** start of Provided information **

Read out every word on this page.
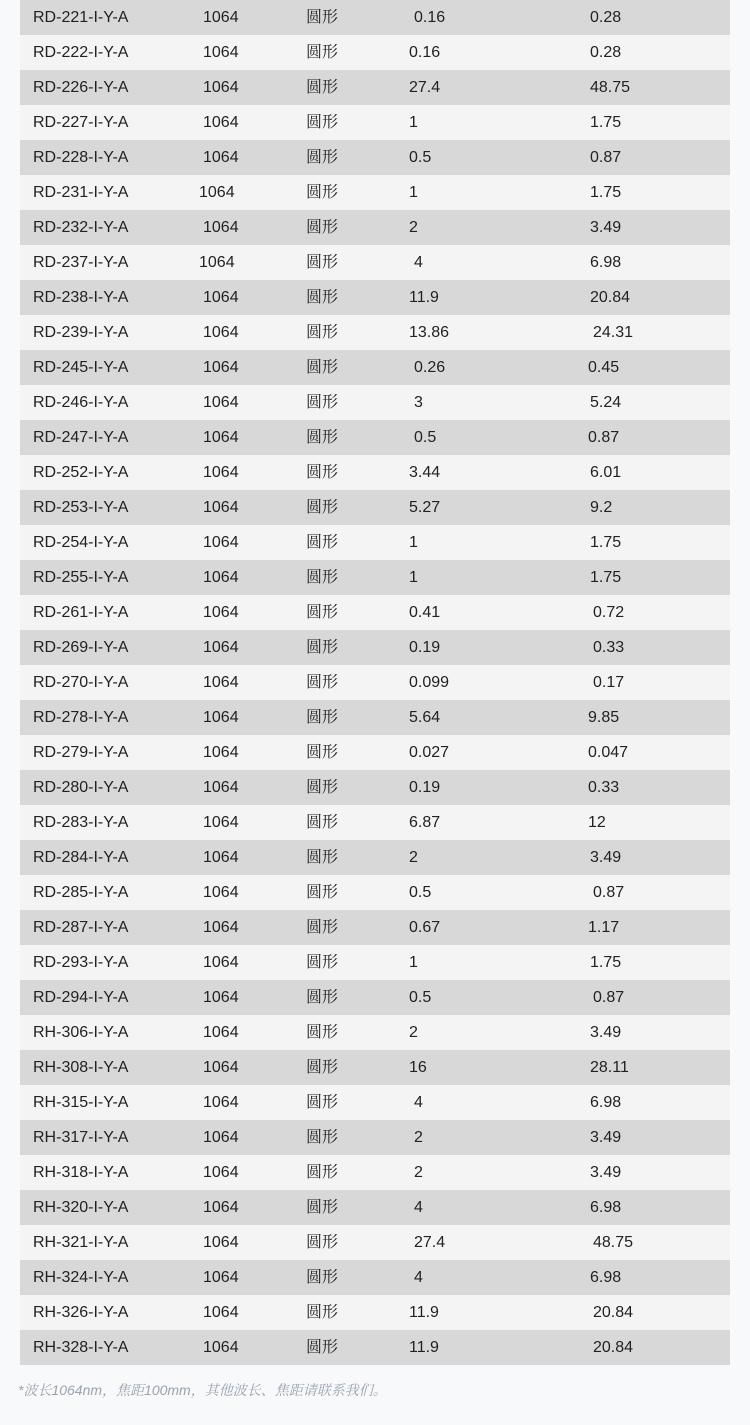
RD-221-I-Y-A	1064	圆形	0.16	0.28
RD-222-I-Y-A	1064	圆形	0.16	0.28
RD-226-I-Y-A	1064	圆形	27.4	48.75
RD-227-I-Y-A	1064	圆形	1	1.75
RD-228-I-Y-A	1064	圆形	0.5	0.87
RD-231-I-Y-A	1064	圆形	1	1.75
RD-232-I-Y-A	1064	圆形	2	3.49
RD-237-I-Y-A	1064	圆形	4	6.98
RD-238-I-Y-A	1064	圆形	11.9	20.84
RD-239-I-Y-A	1064	圆形	13.86	24.31
RD-245-I-Y-A	1064	圆形	0.26	0.45
RD-246-I-Y-A	1064	圆形	3	5.24
RD-247-I-Y-A	1064	圆形	0.5	0.87
RD-252-I-Y-A	1064	圆形	3.44	6.01
RD-253-I-Y-A	1064	圆形	5.27	9.2
RD-254-I-Y-A	1064	圆形	1	1.75
RD-255-I-Y-A	1064	圆形	1	1.75
RD-261-I-Y-A	1064	圆形	0.41	0.72
RD-269-I-Y-A	1064	圆形	0.19	0.33
RD-270-I-Y-A	1064	圆形	0.099	0.17
RD-278-I-Y-A	1064	圆形	5.64	9.85
RD-279-I-Y-A	1064	圆形	0.027	0.047
RD-280-I-Y-A	1064	圆形	0.19	0.33
RD-283-I-Y-A	1064	圆形	6.87	12
RD-284-I-Y-A	1064	圆形	2	3.49
RD-285-I-Y-A	1064	圆形	0.5	0.87
RD-287-I-Y-A	1064	圆形	0.67	1.17
RD-293-I-Y-A	1064	圆形	1	1.75
RD-294-I-Y-A	1064	圆形	0.5	0.87
RH-306-I-Y-A	1064	圆形	2	3.49
RH-308-I-Y-A	1064	圆形	16	28.11
RH-315-I-Y-A	1064	圆形	4	6.98
RH-317-I-Y-A	1064	圆形	2	3.49
RH-318-I-Y-A	1064	圆形	2	3.49
RH-320-I-Y-A	1064	圆形	4	6.98
RH-321-I-Y-A	1064	圆形	27.4	48.75
RH-324-I-Y-A	1064	圆形	4	6.98
RH-326-I-Y-A	1064	圆形	11.9	20.84
RH-328-I-Y-A	1064	圆形	11.9	20.84
*波长1064nm，焦距100mm，其他波长、焦距请联系我们。
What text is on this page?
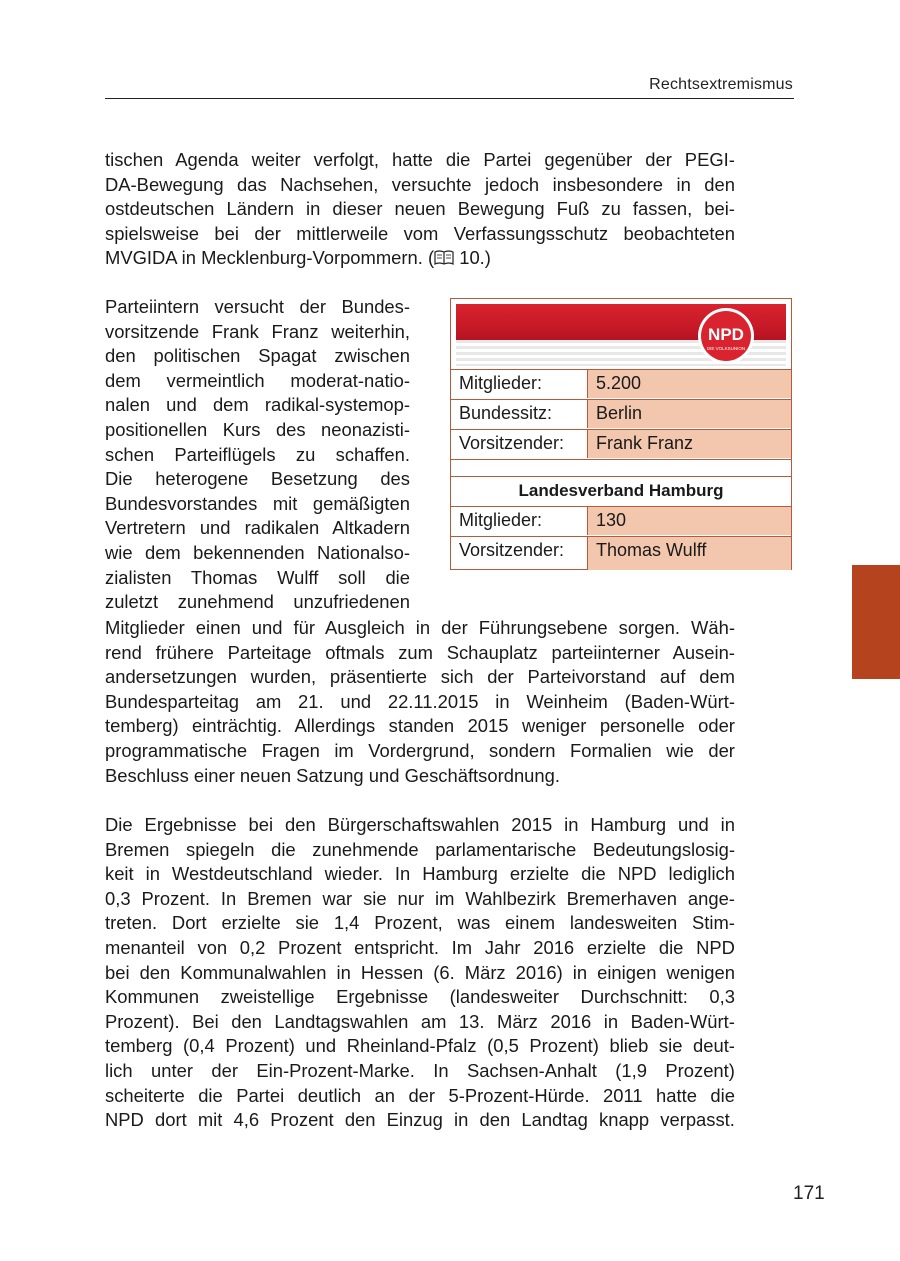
Rechtsextremismus
tischen Agenda weiter verfolgt, hatte die Partei gegenüber der PEGI-
DA-Bewegung das Nachsehen, versuchte jedoch insbesondere in den
ostdeutschen Ländern in dieser neuen Bewegung Fuß zu fassen, bei-
spielsweise bei der mittlerweile vom Verfassungsschutz beobachteten
MVGIDA in Mecklenburg-Vorpommern. ( 10.)
Parteiintern versucht der Bundes-
vorsitzende Frank Franz weiterhin,
den politischen Spagat zwischen
dem vermeintlich moderat-natio-
nalen und dem radikal-systemop-
positionellen Kurs des neonazisti-
schen Parteiflügels zu schaffen.
Die heterogene Besetzung des
Bundesvorstandes mit gemäßigten
Vertretern und radikalen Altkadern
wie dem bekennenden Nationalso-
zialisten Thomas Wulff soll die
zuletzt zunehmend unzufriedenen
Mitglieder einen und für Ausgleich in der Führungsebene sorgen. Wäh-
rend frühere Parteitage oftmals zum Schauplatz parteiinterner Ausein-
andersetzungen wurden, präsentierte sich der Parteivorstand auf dem
Bundesparteitag am 21. und 22.11.2015 in Weinheim (Baden-Würt-
temberg) einträchtig. Allerdings standen 2015 weniger personelle oder
programmatische Fragen im Vordergrund, sondern Formalien wie der
Beschluss einer neuen Satzung und Geschäftsordnung.
Die Ergebnisse bei den Bürgerschaftswahlen 2015 in Hamburg und in
Bremen spiegeln die zunehmende parlamentarische Bedeutungslosig-
keit in Westdeutschland wieder. In Hamburg erzielte die NPD lediglich
0,3 Prozent. In Bremen war sie nur im Wahlbezirk Bremerhaven ange-
treten. Dort erzielte sie 1,4 Prozent, was einem landesweiten Stim-
menanteil von 0,2 Prozent entspricht. Im Jahr 2016 erzielte die NPD
bei den Kommunalwahlen in Hessen (6. März 2016) in einigen wenigen
Kommunen zweistellige Ergebnisse (landesweiter Durchschnitt: 0,3
Prozent). Bei den Landtagswahlen am 13. März 2016 in Baden-Würt-
temberg (0,4 Prozent) und Rheinland-Pfalz (0,5 Prozent) blieb sie deut-
lich unter der Ein-Prozent-Marke. In Sachsen-Anhalt (1,9 Prozent)
scheiterte die Partei deutlich an der 5-Prozent-Hürde. 2011 hatte die
NPD dort mit 4,6 Prozent den Einzug in den Landtag knapp verpasst.
NPD
DIE VOLKSUNION
Mitglieder:	5.200
Bundessitz:	Berlin
Vorsitzender:	Frank Franz
Landesverband Hamburg
Mitglieder:	130
Vorsitzender:	Thomas Wulff
171
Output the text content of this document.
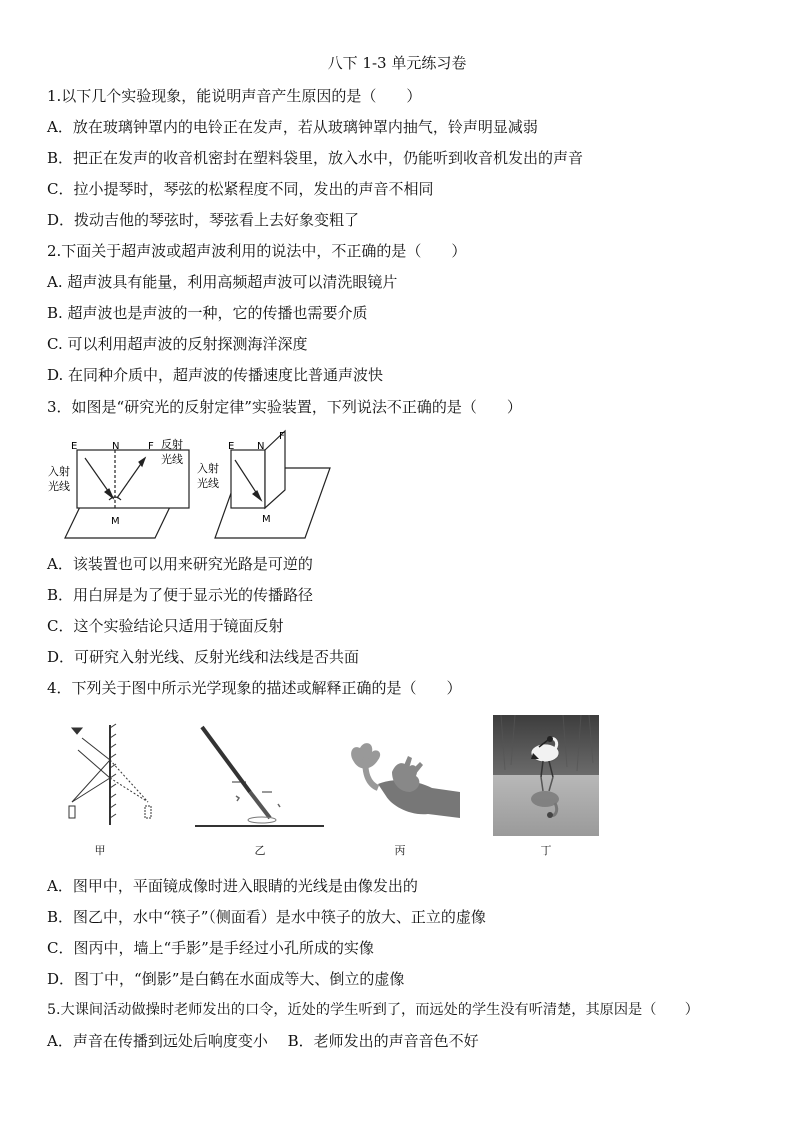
八下 1-3 单元练习卷
1.以下几个实验现象，能说明声音产生原因的是（　　）
A．放在玻璃钟罩内的电铃正在发声，若从玻璃钟罩内抽气，铃声明显减弱
B．把正在发声的收音机密封在塑料袋里，放入水中，仍能听到收音机发出的声音
C．拉小提琴时，琴弦的松紧程度不同，发出的声音不相同
D．拨动吉他的琴弦时，琴弦看上去好象变粗了
2.下面关于超声波或超声波利用的说法中，不正确的是（　　）
A. 超声波具有能量，利用高频超声波可以清洗眼镜片
B. 超声波也是声波的一种，它的传播也需要介质
C. 可以利用超声波的反射探测海洋深度
D. 在同种介质中，超声波的传播速度比普通声波快
3．如图是“研究光的反射定律”实验装置，下列说法不正确的是（　　）
E	N	F
M
入射
光线
反射
光线
E N
F
M
入射
光线
A．该装置也可以用来研究光路是可逆的
B．用白屏是为了便于显示光的传播路径
C．这个实验结论只适用于镜面反射
D．可研究入射光线、反射光线和法线是否共面
4．下列关于图中所示光学现象的描述或解释正确的是（　　）
甲	乙	丙	丁
A．图甲中，平面镜成像时进入眼睛的光线是由像发出的
B．图乙中，水中“筷子”（侧面看）是水中筷子的放大、正立的虚像
C．图丙中，墙上“手影”是手经过小孔所成的实像
D．图丁中，“倒影”是白鹤在水面成等大、倒立的虚像
5.大课间活动做操时老师发出的口令，近处的学生听到了，而远处的学生没有听清楚，其原因是（　　）
A．声音在传播到远处后响度变小　 B．老师发出的声音音色不好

** end of Provided information **

**Task prompt:** Copy out all the records exactly, excluding pictures.

**Answer below:**
Read out every word on this page.
RD-221-I-Y-A	1064	圆形	0.16	0.28
RD-222-I-Y-A	1064	圆形	0.16	0.28
RD-226-I-Y-A	1064	圆形	27.4	48.75
RD-227-I-Y-A	1064	圆形	1	1.75
RD-228-I-Y-A	1064	圆形	0.5	0.87
RD-231-I-Y-A	1064	圆形	1	1.75
RD-232-I-Y-A	1064	圆形	2	3.49
RD-237-I-Y-A	1064	圆形	4	6.98
RD-238-I-Y-A	1064	圆形	11.9	20.84
RD-239-I-Y-A	1064	圆形	13.86	24.31
RD-245-I-Y-A	1064	圆形	0.26	0.45
RD-246-I-Y-A	1064	圆形	3	5.24
RD-247-I-Y-A	1064	圆形	0.5	0.87
RD-252-I-Y-A	1064	圆形	3.44	6.01
RD-253-I-Y-A	1064	圆形	5.27	9.2
RD-254-I-Y-A	1064	圆形	1	1.75
RD-255-I-Y-A	1064	圆形	1	1.75
RD-261-I-Y-A	1064	圆形	0.41	0.72
RD-269-I-Y-A	1064	圆形	0.19	0.33
RD-270-I-Y-A	1064	圆形	0.099	0.17
RD-278-I-Y-A	1064	圆形	5.64	9.85
RD-279-I-Y-A	1064	圆形	0.027	0.047
RD-280-I-Y-A	1064	圆形	0.19	0.33
RD-283-I-Y-A	1064	圆形	6.87	12
RD-284-I-Y-A	1064	圆形	2	3.49
RD-285-I-Y-A	1064	圆形	0.5	0.87
RD-287-I-Y-A	1064	圆形	0.67	1.17
RD-293-I-Y-A	1064	圆形	1	1.75
RD-294-I-Y-A	1064	圆形	0.5	0.87
RH-306-I-Y-A	1064	圆形	2	3.49
RH-308-I-Y-A	1064	圆形	16	28.11
RH-315-I-Y-A	1064	圆形	4	6.98
RH-317-I-Y-A	1064	圆形	2	3.49
RH-318-I-Y-A	1064	圆形	2	3.49
RH-320-I-Y-A	1064	圆形	4	6.98
RH-321-I-Y-A	1064	圆形	27.4	48.75
RH-324-I-Y-A	1064	圆形	4	6.98
RH-326-I-Y-A	1064	圆形	11.9	20.84
RH-328-I-Y-A	1064	圆形	11.9	20.84
*波长1064nm，焦距100mm，其他波长、焦距请联系我们。
What text is on this page?
Rechtsextremismus
tischen Agenda weiter verfolgt, hatte die Partei gegenüber der PEGI-
DA-Bewegung das Nachsehen, versuchte jedoch insbesondere in den
ostdeutschen Ländern in dieser neuen Bewegung Fuß zu fassen, bei-
spielsweise bei der mittlerweile vom Verfassungsschutz beobachteten
MVGIDA in Mecklenburg-Vorpommern. ( 10.)
Parteiintern versucht der Bundes-
vorsitzende Frank Franz weiterhin,
den politischen Spagat zwischen
dem vermeintlich moderat-natio-
nalen und dem radikal-systemop-
positionellen Kurs des neonazisti-
schen Parteiflügels zu schaffen.
Die heterogene Besetzung des
Bundesvorstandes mit gemäßigten
Vertretern und radikalen Altkadern
wie dem bekennenden Nationalso-
zialisten Thomas Wulff soll die
zuletzt zunehmend unzufriedenen
Mitglieder einen und für Ausgleich in der Führungsebene sorgen. Wäh-
rend frühere Parteitage oftmals zum Schauplatz parteiinterner Ausein-
andersetzungen wurden, präsentierte sich der Parteivorstand auf dem
Bundesparteitag am 21. und 22.11.2015 in Weinheim (Baden-Würt-
temberg) einträchtig. Allerdings standen 2015 weniger personelle oder
programmatische Fragen im Vordergrund, sondern Formalien wie der
Beschluss einer neuen Satzung und Geschäftsordnung.
Die Ergebnisse bei den Bürgerschaftswahlen 2015 in Hamburg und in
Bremen spiegeln die zunehmende parlamentarische Bedeutungslosig-
keit in Westdeutschland wieder. In Hamburg erzielte die NPD lediglich
0,3 Prozent. In Bremen war sie nur im Wahlbezirk Bremerhaven ange-
treten. Dort erzielte sie 1,4 Prozent, was einem landesweiten Stim-
menanteil von 0,2 Prozent entspricht. Im Jahr 2016 erzielte die NPD
bei den Kommunalwahlen in Hessen (6. März 2016) in einigen wenigen
Kommunen zweistellige Ergebnisse (landesweiter Durchschnitt: 0,3
Prozent). Bei den Landtagswahlen am 13. März 2016 in Baden-Würt-
temberg (0,4 Prozent) und Rheinland-Pfalz (0,5 Prozent) blieb sie deut-
lich unter der Ein-Prozent-Marke. In Sachsen-Anhalt (1,9 Prozent)
scheiterte die Partei deutlich an der 5-Prozent-Hürde. 2011 hatte die
NPD dort mit 4,6 Prozent den Einzug in den Landtag knapp verpasst.
NPD
DIE VOLKSUNION
Mitglieder:	5.200
Bundessitz:	Berlin
Vorsitzender:	Frank Franz
Landesverband Hamburg
Mitglieder:	130
Vorsitzender:	Thomas Wulff
171
Output the text content of this document.
八下 1-3 单元练习卷
1.以下几个实验现象，能说明声音产生原因的是（　　）
A．放在玻璃钟罩内的电铃正在发声，若从玻璃钟罩内抽气，铃声明显减弱
B．把正在发声的收音机密封在塑料袋里，放入水中，仍能听到收音机发出的声音
C．拉小提琴时，琴弦的松紧程度不同，发出的声音不相同
D．拨动吉他的琴弦时，琴弦看上去好象变粗了
2.下面关于超声波或超声波利用的说法中，不正确的是（　　）
A. 超声波具有能量，利用高频超声波可以清洗眼镜片
B. 超声波也是声波的一种，它的传播也需要介质
C. 可以利用超声波的反射探测海洋深度
D. 在同种介质中，超声波的传播速度比普通声波快
3．如图是“研究光的反射定律”实验装置，下列说法不正确的是（　　）
E	N	F
M
入射
光线
反射
光线
E N
F
M
入射
光线
A．该装置也可以用来研究光路是可逆的
B．用白屏是为了便于显示光的传播路径
C．这个实验结论只适用于镜面反射
D．可研究入射光线、反射光线和法线是否共面
4．下列关于图中所示光学现象的描述或解释正确的是（　　）
甲	乙	丙	丁
A．图甲中，平面镜成像时进入眼睛的光线是由像发出的
B．图乙中，水中“筷子”（侧面看）是水中筷子的放大、正立的虚像
C．图丙中，墙上“手影”是手经过小孔所成的实像
D．图丁中，“倒影”是白鹤在水面成等大、倒立的虚像
5.大课间活动做操时老师发出的口令，近处的学生听到了，而远处的学生没有听清楚，其原因是（　　）
A．声音在传播到远处后响度变小　 B．老师发出的声音音色不好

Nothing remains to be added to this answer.